*What the task asks*: Pull out every line below that holds the word "idea".

*Records for the task*:
┌──
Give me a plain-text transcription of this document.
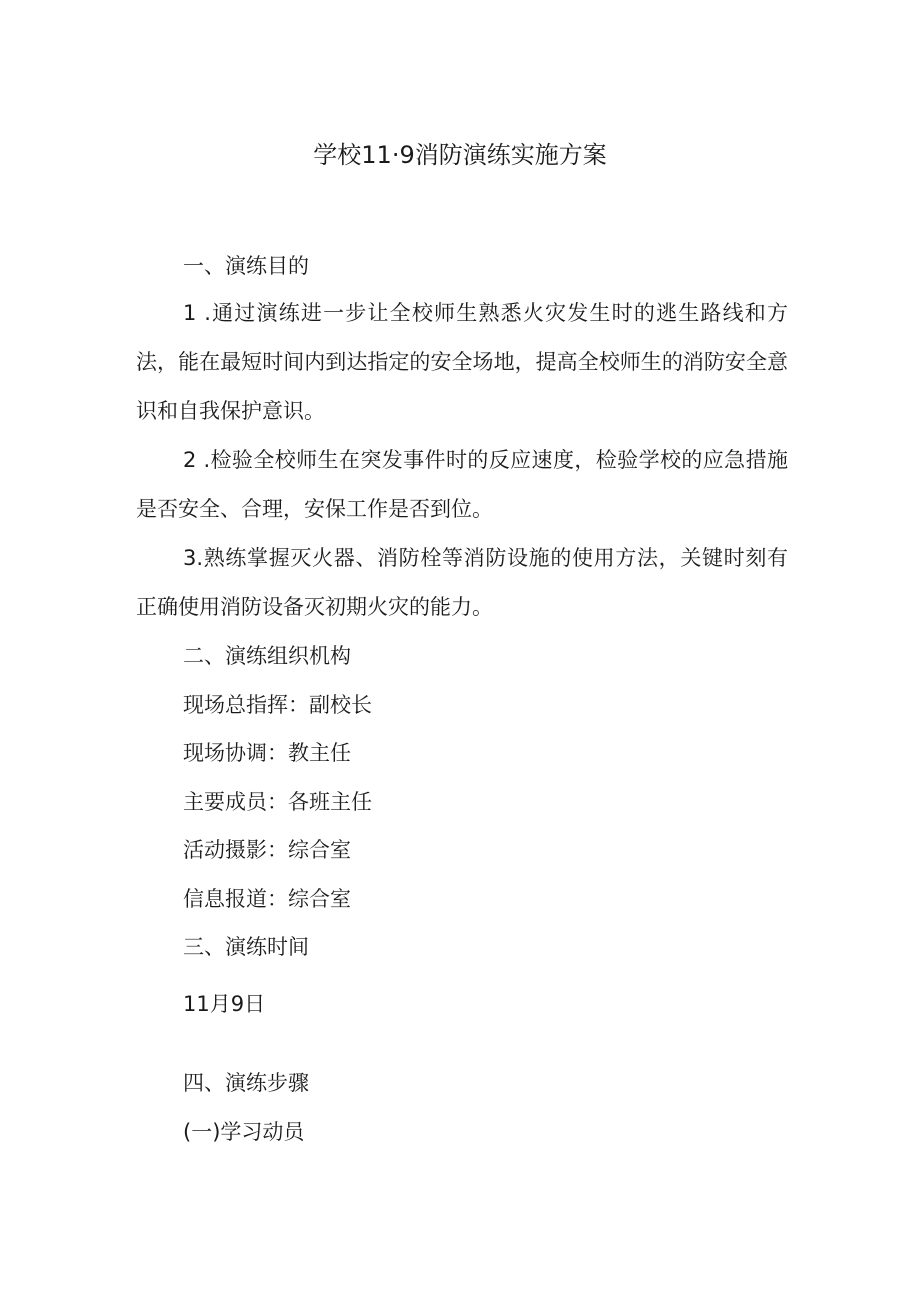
学校11·9消防演练实施方案
一、演练目的

1 .通过演练进一步让全校师生熟悉火灾发生时的逃生路线和方法，能在最短时间内到达指定的安全场地，提高全校师生的消防安全意识和自我保护意识。

2 .检验全校师生在突发事件时的反应速度，检验学校的应急措施是否安全、合理，安保工作是否到位。

3.熟练掌握灭火器、消防栓等消防设施的使用方法，关键时刻有正确使用消防设备灭初期火灾的能力。

二、演练组织机构
现场总指挥：副校长
现场协调：教主任
主要成员：各班主任
活动摄影：综合室
信息报道：综合室
三、演练时间
11月9日
四、演练步骤
(一)学习动员
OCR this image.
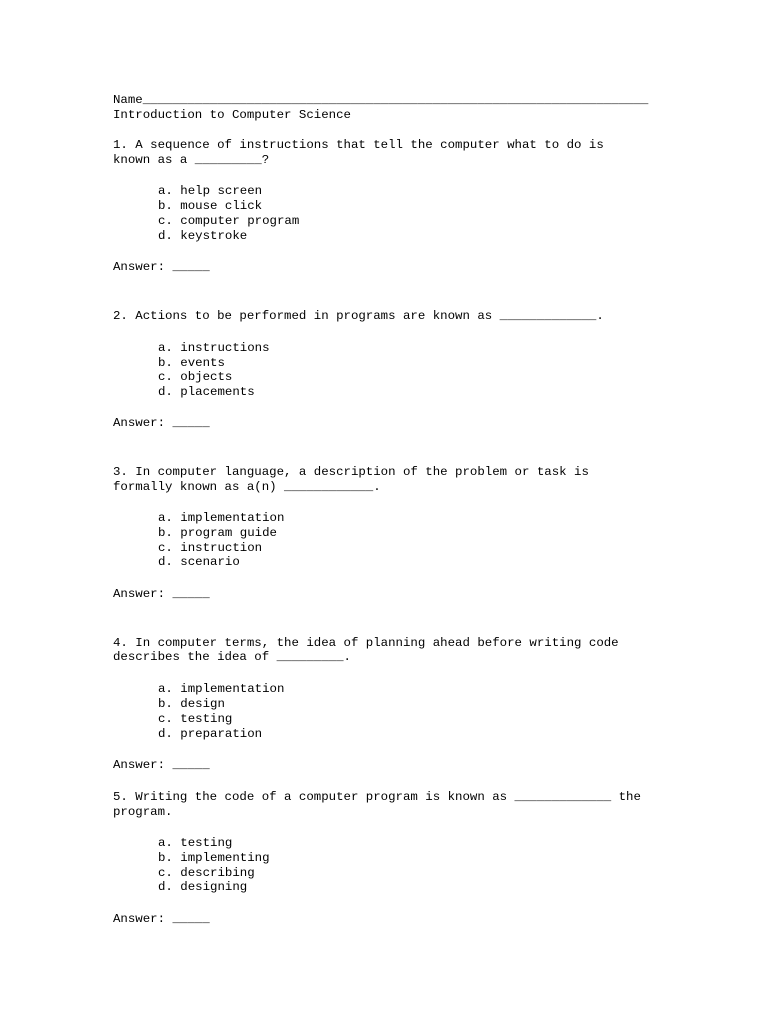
Name____________________________________________________________________
Introduction to Computer Science
1. A sequence of instructions that tell the computer what to do is
known as a _________?
a. help screen
b. mouse click
c. computer program
d. keystroke
Answer: _____
2. Actions to be performed in programs are known as _____________.
a. instructions
b. events
c. objects
d. placements
Answer: _____
3. In computer language, a description of the problem or task is
formally known as a(n) ____________.
a. implementation
b. program guide
c. instruction
d. scenario
Answer: _____
4. In computer terms, the idea of planning ahead before writing code
describes the idea of _________.
a. implementation
b. design
c. testing
d. preparation
Answer: _____
5. Writing the code of a computer program is known as _____________ the
program.
a. testing
b. implementing
c. describing
d. designing
Answer: _____
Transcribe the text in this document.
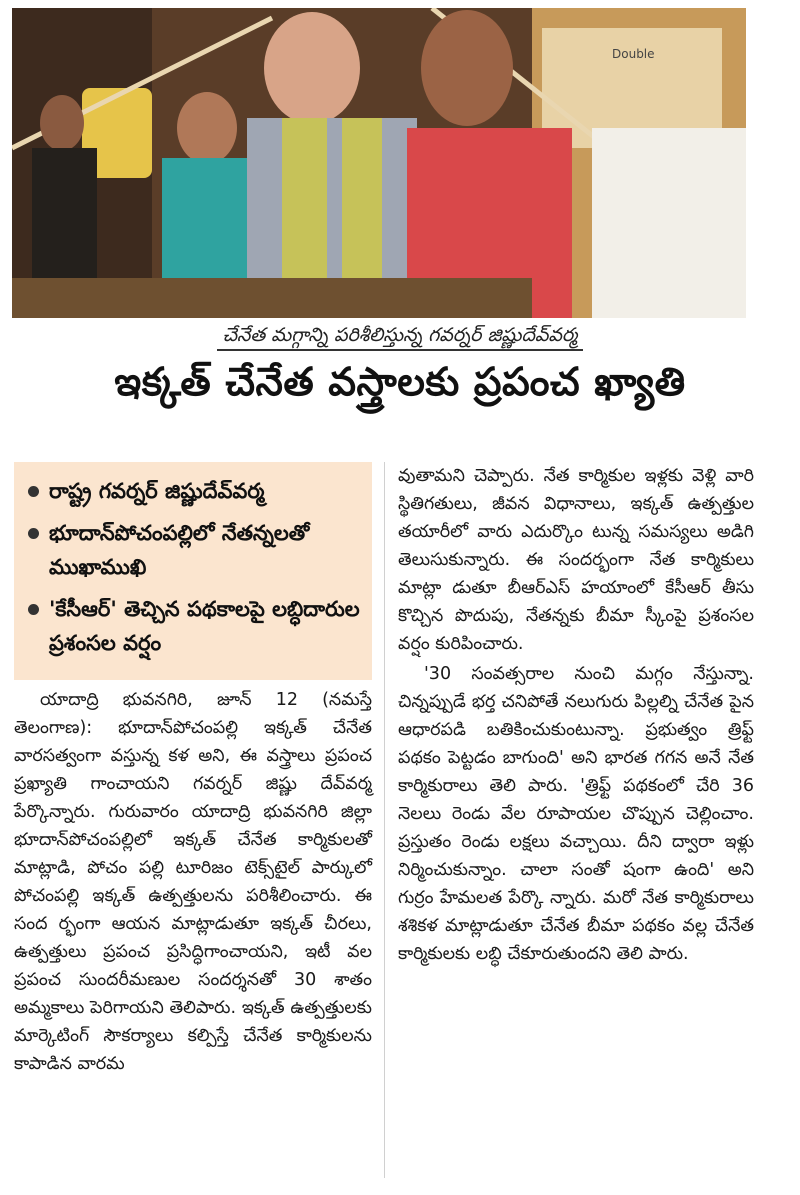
Double
చేనేత మగ్గాన్ని పరిశీలిస్తున్న గవర్నర్ జిష్ణుదేవ్‌వర్మ
ఇక్కత్ చేనేత వస్త్రాలకు ప్రపంచ ఖ్యాతి
రాష్ట్ర గవర్నర్ జిష్ణుదేవ్‌వర్మ
భూదాన్‌పోచంపల్లిలో నేతన్నలతో ముఖాముఖి
'కేసీఆర్' తెచ్చిన పథకాలపై లబ్ధిదారుల ప్రశంసల వర్షం

యాదాద్రి భువనగిరి, జూన్ 12 (నమస్తే తెలంగాణ): భూదాన్‌పోచంపల్లి ఇక్కత్ చేనేత వారసత్వంగా వస్తున్న కళ అని, ఈ వస్త్రాలు ప్రపంచ ప్రఖ్యాతి గాంచాయని గవర్నర్ జిష్ణు దేవ్‌వర్మ పేర్కొన్నారు. గురువారం యాదాద్రి భువనగిరి జిల్లా భూదాన్‌పోచంపల్లిలో ఇక్కత్ చేనేత కార్మికులతో మాట్లాడి, పోచం పల్లి టూరిజం టెక్స్‌టైల్ పార్కులో పోచంపల్లి ఇక్కత్ ఉత్పత్తులను పరిశీలించారు. ఈ సంద ర్భంగా ఆయన మాట్లాడుతూ ఇక్కత్ చీరలు, ఉత్పత్తులు ప్రపంచ ప్రసిద్ధిగాంచాయని, ఇటీ వల ప్రపంచ సుందరీమణుల సందర్శనతో 30 శాతం అమ్మకాలు పెరిగాయని తెలిపారు. ఇక్కత్ ఉత్పత్తులకు మార్కెటింగ్ సౌకర్యాలు కల్పిస్తే చేనేత కార్మికులను కాపాడిన వారమ

వుతామని చెప్పారు. నేత కార్మికుల ఇళ్లకు వెళ్లి వారి స్థితిగతులు, జీవన విధానాలు, ఇక్కత్ ఉత్పత్తుల తయారీలో వారు ఎదుర్కొం టున్న సమస్యలు అడిగి తెలుసుకున్నారు. ఈ సందర్భంగా నేత కార్మికులు మాట్లా డుతూ బీఆర్‌ఎస్ హయాంలో కేసీఆర్ తీసు కొచ్చిన పొదుపు, నేతన్నకు బీమా స్కీంపై ప్రశంసల వర్షం కురిపించారు.

'30 సంవత్సరాల నుంచి మగ్గం నేస్తున్నా. చిన్నప్పుడే భర్త చనిపోతే నలుగురు పిల్లల్ని చేనేత పైన ఆధారపడి బతికించుకుంటున్నా. ప్రభుత్వం త్రిఫ్ట్ పథకం పెట్టడం బాగుంది' అని భారత గగన అనే నేత కార్మికురాలు తెలి పారు. 'త్రిఫ్ట్ పథకంలో చేరి 36 నెలలు రెండు వేల రూపాయల చొప్పున చెల్లించాం. ప్రస్తుతం రెండు లక్షలు వచ్చాయి. దీని ద్వారా ఇళ్లు నిర్మించుకున్నాం. చాలా సంతో షంగా ఉంది' అని గుర్రం హేమలత పేర్కొ న్నారు. మరో నేత కార్మికురాలు శశికళ మాట్లాడుతూ చేనేత బీమా పథకం వల్ల చేనేత కార్మికులకు లబ్ధి చేకూరుతుందని తెలి పారు.
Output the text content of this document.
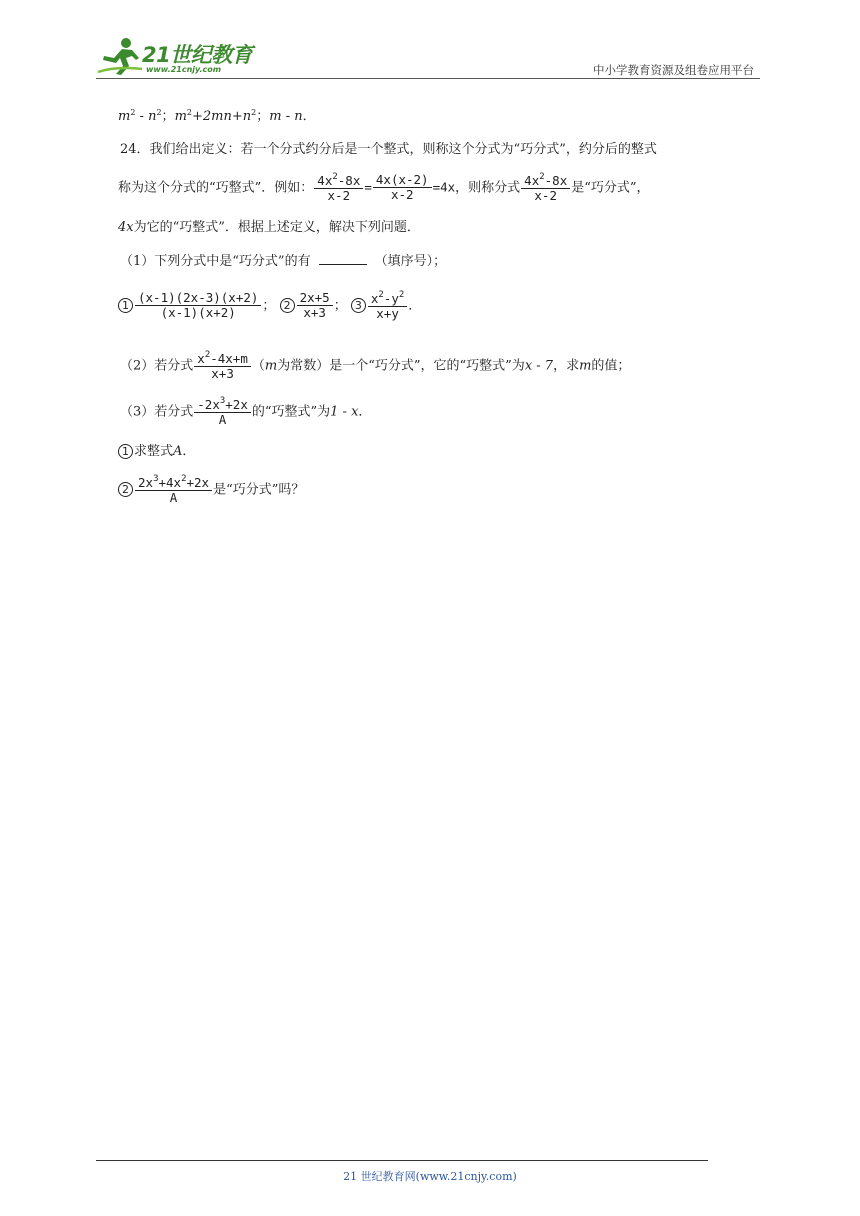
21世纪教育
www.21cnjy.com	中小学教育资源及组卷应用平台
$m^2 - n^2$；$m^2+2mn+n^2$；m - n．
24．我们给出定义：若一个分式约分后是一个整式，则称这个分式为“巧分式”，约分后的整式
称为这个分式的“巧整式”．例如： $\frac{4x^2-8x}{x-2} = \frac{4x(x-2)}{x-2} =4x$，则称分式 $\frac{4x^2-8x}{x-2}$ 是“巧分式”，
4x为它的“巧整式”．根据上述定义，解决下列问题．
（1）下列分式中是“巧分式”的有	（填序号）；
$1 \frac{(x-1)(2x-3)(x+2)}{(x-1)(x+2)}$ ； $2 \frac{2x+5}{x+3}$ ； $3 \frac{x^2-y^2}{x+y}$ ．
（2）若分式 $\frac{x^2-4x+m}{x+3} (m$为常数）是一个“巧分式”，它的“巧整式”为x - 7，求m的值；
（3）若分式 $\frac{-2x^3+2x}{A}$ 的“巧整式”为1 - x．
1 求整式A．
$2 \frac{2x^3+4x^2+2x}{A}$ 是“巧分式”吗？
21 世纪教育网(www.21cnjy.com)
└──
*Exercise output*:
4. In computer terms, the idea of planning ahead before writing code
describes the idea of _________.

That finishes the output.